— start Input data —
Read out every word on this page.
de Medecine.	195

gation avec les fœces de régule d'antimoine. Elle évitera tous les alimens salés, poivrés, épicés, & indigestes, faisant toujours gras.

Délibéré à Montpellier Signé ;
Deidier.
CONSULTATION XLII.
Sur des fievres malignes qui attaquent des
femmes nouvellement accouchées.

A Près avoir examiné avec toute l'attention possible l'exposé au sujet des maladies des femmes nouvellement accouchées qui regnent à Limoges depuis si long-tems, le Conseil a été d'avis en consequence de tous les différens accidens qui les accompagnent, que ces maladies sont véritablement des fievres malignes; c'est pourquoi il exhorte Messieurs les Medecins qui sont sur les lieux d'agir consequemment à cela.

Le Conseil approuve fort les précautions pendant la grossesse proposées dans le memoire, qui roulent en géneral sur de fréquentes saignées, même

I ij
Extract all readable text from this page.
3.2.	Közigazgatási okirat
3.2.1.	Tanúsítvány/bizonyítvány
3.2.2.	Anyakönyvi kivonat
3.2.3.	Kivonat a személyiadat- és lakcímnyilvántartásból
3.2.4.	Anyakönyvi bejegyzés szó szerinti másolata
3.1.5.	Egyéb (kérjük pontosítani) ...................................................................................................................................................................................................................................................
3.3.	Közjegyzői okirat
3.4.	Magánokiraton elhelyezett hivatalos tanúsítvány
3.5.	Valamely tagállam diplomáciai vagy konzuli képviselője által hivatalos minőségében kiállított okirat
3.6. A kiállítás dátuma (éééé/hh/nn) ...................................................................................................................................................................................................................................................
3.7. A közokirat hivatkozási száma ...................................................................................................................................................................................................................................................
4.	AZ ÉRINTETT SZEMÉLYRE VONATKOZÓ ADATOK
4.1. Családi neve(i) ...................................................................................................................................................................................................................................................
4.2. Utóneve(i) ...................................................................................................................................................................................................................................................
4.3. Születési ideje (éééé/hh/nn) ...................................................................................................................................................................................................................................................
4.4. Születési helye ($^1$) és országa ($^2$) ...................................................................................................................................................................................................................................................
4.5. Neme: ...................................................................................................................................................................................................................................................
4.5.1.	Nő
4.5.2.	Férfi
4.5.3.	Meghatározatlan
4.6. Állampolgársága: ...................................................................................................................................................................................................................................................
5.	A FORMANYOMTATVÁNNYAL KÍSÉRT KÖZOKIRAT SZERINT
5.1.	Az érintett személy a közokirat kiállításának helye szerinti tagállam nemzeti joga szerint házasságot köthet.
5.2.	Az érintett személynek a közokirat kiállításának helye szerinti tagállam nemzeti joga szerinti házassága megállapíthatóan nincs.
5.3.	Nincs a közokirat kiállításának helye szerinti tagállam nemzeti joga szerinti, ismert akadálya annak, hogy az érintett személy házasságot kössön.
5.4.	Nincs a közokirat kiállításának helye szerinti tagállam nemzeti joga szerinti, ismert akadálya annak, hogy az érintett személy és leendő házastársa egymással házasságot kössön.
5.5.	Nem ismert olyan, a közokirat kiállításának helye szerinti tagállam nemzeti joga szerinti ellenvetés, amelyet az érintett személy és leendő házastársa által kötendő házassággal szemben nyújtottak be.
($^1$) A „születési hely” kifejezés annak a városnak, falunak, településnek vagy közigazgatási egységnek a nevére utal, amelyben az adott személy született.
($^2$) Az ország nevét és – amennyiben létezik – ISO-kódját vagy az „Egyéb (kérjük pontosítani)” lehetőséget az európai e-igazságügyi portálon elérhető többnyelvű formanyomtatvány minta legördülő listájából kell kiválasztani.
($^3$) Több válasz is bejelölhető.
— end Input data —
**Short task:** Give the number of lines containing the word "tous". No other answer is needed.

**Solution to this exercise:** 2